[START DATA TO PROCESS]
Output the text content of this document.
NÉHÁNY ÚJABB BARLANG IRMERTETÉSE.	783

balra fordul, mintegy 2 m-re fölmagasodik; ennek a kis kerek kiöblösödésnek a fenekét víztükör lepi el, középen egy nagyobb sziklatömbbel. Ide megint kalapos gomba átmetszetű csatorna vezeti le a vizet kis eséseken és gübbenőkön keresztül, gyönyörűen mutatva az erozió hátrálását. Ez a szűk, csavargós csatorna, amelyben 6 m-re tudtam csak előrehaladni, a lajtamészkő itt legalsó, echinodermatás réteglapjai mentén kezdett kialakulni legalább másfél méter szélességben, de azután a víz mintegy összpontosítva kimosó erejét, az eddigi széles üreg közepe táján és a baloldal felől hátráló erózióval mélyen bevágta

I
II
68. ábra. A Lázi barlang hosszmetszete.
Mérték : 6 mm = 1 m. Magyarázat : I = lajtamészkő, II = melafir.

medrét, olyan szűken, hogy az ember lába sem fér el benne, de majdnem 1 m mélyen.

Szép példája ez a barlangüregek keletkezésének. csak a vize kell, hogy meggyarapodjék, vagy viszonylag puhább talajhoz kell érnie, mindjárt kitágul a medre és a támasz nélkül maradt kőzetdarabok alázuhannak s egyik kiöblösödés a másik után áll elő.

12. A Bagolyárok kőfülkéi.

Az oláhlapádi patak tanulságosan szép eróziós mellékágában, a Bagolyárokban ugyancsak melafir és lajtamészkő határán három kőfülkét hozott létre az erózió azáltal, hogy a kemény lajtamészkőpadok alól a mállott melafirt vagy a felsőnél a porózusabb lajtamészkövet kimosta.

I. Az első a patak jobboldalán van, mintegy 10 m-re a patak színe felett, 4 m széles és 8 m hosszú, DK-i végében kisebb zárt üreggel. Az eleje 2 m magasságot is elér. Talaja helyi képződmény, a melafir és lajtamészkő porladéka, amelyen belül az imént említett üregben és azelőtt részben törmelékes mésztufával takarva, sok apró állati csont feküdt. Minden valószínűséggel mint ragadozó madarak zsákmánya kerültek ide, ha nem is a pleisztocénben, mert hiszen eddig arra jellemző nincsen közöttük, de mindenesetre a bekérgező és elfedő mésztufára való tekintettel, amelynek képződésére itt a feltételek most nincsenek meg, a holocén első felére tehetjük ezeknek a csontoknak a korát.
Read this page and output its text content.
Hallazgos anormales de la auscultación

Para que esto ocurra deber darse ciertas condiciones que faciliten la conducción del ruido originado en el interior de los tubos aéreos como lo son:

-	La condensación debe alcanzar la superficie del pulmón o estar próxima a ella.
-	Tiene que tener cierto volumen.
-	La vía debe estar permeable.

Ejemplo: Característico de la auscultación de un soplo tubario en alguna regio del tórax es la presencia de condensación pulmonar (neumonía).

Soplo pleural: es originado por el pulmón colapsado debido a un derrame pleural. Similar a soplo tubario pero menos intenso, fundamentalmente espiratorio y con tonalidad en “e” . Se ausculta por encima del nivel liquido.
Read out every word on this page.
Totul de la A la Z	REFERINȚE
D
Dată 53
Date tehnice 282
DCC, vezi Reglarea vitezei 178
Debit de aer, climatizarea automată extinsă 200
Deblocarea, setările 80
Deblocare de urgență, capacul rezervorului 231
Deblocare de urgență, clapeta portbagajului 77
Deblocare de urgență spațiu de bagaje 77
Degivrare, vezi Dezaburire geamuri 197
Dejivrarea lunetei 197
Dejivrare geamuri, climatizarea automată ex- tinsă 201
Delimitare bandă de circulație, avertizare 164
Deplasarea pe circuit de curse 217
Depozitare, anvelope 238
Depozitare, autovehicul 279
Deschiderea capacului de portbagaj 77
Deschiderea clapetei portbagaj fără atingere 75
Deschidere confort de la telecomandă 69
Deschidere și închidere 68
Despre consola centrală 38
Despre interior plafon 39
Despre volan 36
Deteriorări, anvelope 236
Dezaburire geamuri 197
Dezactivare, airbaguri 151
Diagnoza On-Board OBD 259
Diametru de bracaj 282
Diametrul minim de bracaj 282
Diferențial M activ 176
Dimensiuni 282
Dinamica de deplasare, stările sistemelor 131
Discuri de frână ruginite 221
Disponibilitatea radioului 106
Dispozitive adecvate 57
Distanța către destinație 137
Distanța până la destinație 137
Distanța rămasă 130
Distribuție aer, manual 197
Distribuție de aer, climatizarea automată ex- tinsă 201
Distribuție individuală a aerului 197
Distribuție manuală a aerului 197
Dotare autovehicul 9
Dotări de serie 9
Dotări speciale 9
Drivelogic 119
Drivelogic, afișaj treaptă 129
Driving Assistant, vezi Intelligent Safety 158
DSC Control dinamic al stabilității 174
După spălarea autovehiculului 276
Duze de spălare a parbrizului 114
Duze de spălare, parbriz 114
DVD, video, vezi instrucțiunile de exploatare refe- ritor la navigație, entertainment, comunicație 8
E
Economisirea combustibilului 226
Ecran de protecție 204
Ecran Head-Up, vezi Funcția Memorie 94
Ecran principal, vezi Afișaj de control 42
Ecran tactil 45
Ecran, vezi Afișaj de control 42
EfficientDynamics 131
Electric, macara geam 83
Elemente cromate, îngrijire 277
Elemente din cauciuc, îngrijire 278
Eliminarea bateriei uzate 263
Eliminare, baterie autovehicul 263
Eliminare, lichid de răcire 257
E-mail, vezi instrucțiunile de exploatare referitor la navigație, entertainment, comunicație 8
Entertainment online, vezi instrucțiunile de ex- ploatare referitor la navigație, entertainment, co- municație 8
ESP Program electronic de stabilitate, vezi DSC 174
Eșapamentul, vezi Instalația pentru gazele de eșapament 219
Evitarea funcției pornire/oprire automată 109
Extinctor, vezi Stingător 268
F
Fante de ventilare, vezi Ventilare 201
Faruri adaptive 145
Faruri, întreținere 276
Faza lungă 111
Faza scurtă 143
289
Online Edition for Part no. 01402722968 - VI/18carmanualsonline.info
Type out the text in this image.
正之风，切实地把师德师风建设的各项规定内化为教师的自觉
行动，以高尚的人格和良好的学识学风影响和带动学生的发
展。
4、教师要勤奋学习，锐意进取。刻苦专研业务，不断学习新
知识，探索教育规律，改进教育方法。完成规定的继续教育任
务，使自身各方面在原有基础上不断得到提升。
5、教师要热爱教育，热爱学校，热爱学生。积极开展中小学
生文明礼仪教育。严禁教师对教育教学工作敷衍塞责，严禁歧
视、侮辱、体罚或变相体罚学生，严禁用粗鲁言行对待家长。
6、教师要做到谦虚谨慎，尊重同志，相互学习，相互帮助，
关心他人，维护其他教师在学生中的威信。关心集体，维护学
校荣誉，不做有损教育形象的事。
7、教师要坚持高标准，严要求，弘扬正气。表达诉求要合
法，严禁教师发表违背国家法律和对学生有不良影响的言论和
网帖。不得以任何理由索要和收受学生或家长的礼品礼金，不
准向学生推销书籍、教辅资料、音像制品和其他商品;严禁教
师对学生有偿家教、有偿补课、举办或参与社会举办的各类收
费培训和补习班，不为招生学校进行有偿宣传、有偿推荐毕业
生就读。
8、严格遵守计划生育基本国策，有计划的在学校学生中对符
[END DATA TO PROCESS]
→ **GIVEN PROBLEM**
Find the lines containing "content" and list every one of them.

→ **TASK OUTPUT**
Output the text content of this document.
Read this page and output its text content.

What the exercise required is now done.